[Task to complete] Reproduce the listing word for word, leaving every picture behind.

==== Listed entries ====

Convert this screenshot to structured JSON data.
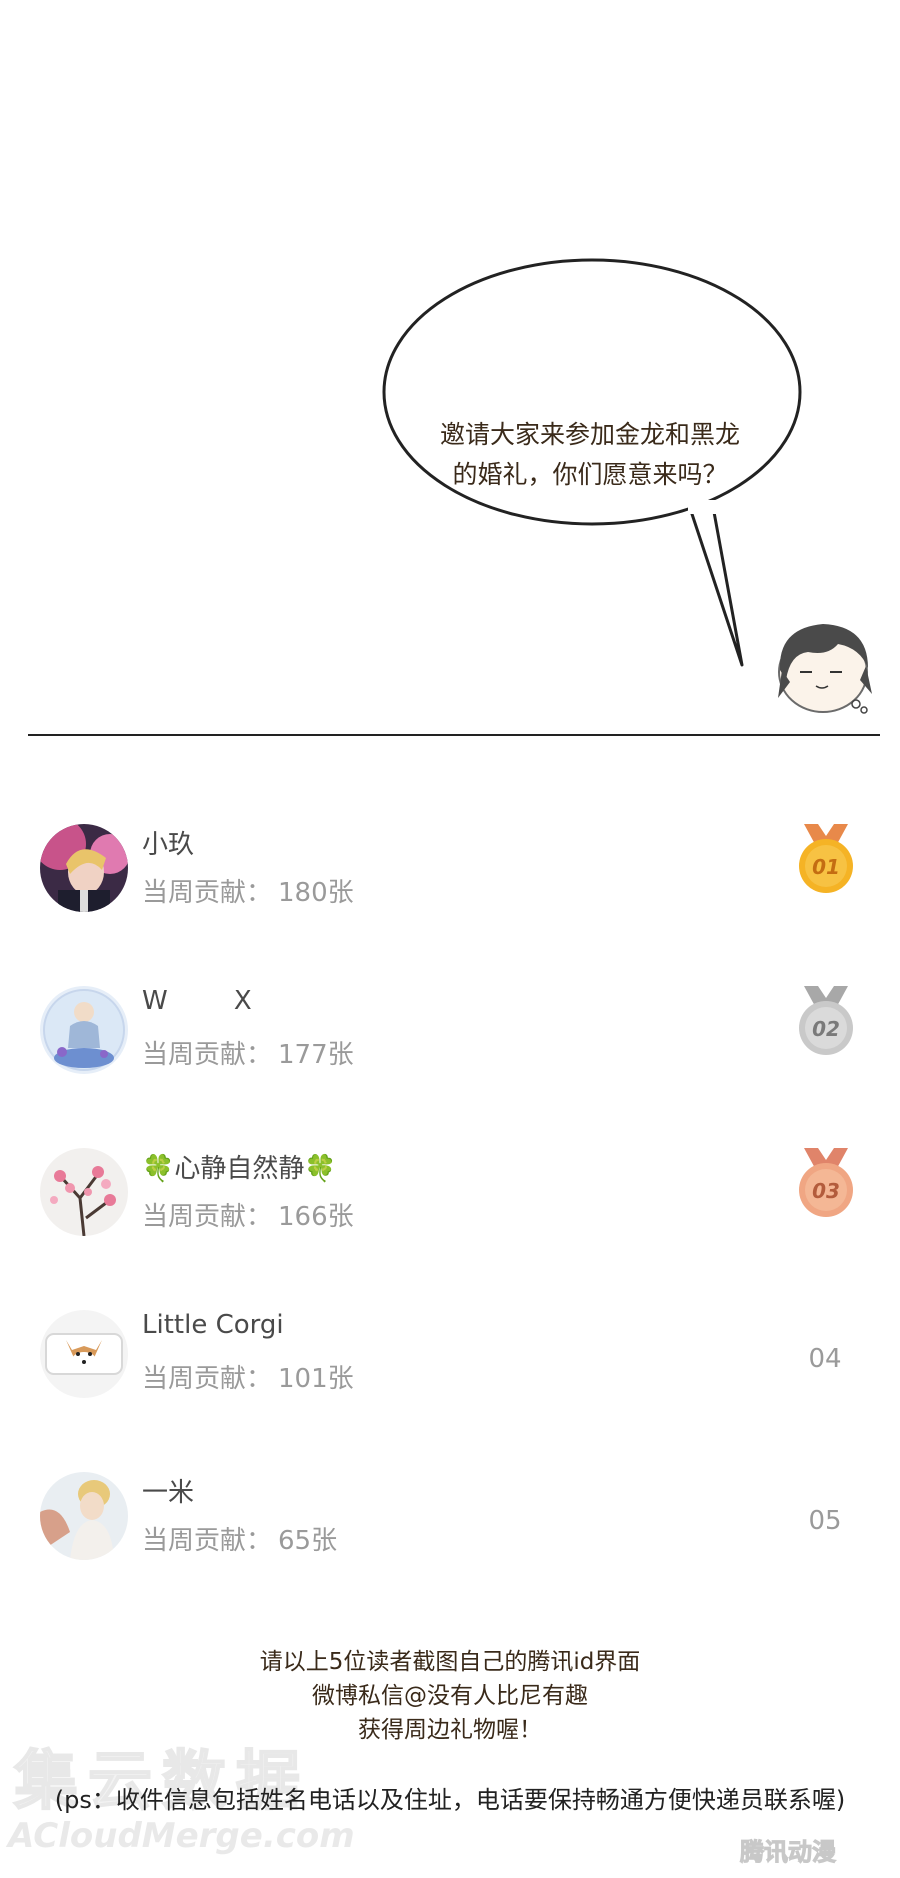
{
  "speech_bubble": {
    "line1": "邀请大家来参加金龙和黑龙",
    "line2": "的婚礼，你们愿意来吗？"
  },
  "ranking": {
    "contrib_label": "当周贡献：",
    "rows": [
      {
        "name": "小玖",
        "count": "180张",
        "rank": "01",
        "medal": "gold"
      },
      {
        "name": "W        X",
        "count": "177张",
        "rank": "02",
        "medal": "silver"
      },
      {
        "name": "🍀心静自然静🍀",
        "count": "166张",
        "rank": "03",
        "medal": "bronze"
      },
      {
        "name": "Little Corgi",
        "count": "101张",
        "rank": "04",
        "medal": ""
      },
      {
        "name": "一米",
        "count": "65张",
        "rank": "05",
        "medal": ""
      }
    ]
  },
  "footer": {
    "line1": "请以上5位读者截图自己的腾讯id界面",
    "line2": "微博私信@没有人比尼有趣",
    "line3": "获得周边礼物喔！",
    "ps": "(ps：收件信息包括姓名电话以及住址，电话要保持畅通方便快递员联系喔)"
  },
  "watermarks": {
    "left_big": "集云数据",
    "left_small": "ACloudMerge.com",
    "right": "腾讯动漫"
  },
  "colors": {
    "gold": "#f5b325",
    "silver": "#c9c9c9",
    "bronze": "#f0a683"
  }
}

====

[Answer to this exercise]
Convert this screenshot to structured JSON data.
{
  "speech_bubble": {
    "line1": "邀请大家来参加金龙和黑龙",
    "line2": "的婚礼，你们愿意来吗？"
  },
  "ranking": {
    "contrib_label": "当周贡献：",
    "rows": [
      {
        "name": "小玖",
        "count": "180张",
        "rank": "01",
        "medal": "gold"
      },
      {
        "name": "W        X",
        "count": "177张",
        "rank": "02",
        "medal": "silver"
      },
      {
        "name": "🍀心静自然静🍀",
        "count": "166张",
        "rank": "03",
        "medal": "bronze"
      },
      {
        "name": "Little Corgi",
        "count": "101张",
        "rank": "04",
        "medal": ""
      },
      {
        "name": "一米",
        "count": "65张",
        "rank": "05",
        "medal": ""
      }
    ]
  },
  "footer": {
    "line1": "请以上5位读者截图自己的腾讯id界面",
    "line2": "微博私信@没有人比尼有趣",
    "line3": "获得周边礼物喔！",
    "ps": "(ps：收件信息包括姓名电话以及住址，电话要保持畅通方便快递员联系喔)"
  },
  "watermarks": {
    "left_big": "集云数据",
    "left_small": "ACloudMerge.com",
    "right": "腾讯动漫"
  },
  "colors": {
    "gold": "#f5b325",
    "silver": "#c9c9c9",
    "bronze": "#f0a683"
  }
}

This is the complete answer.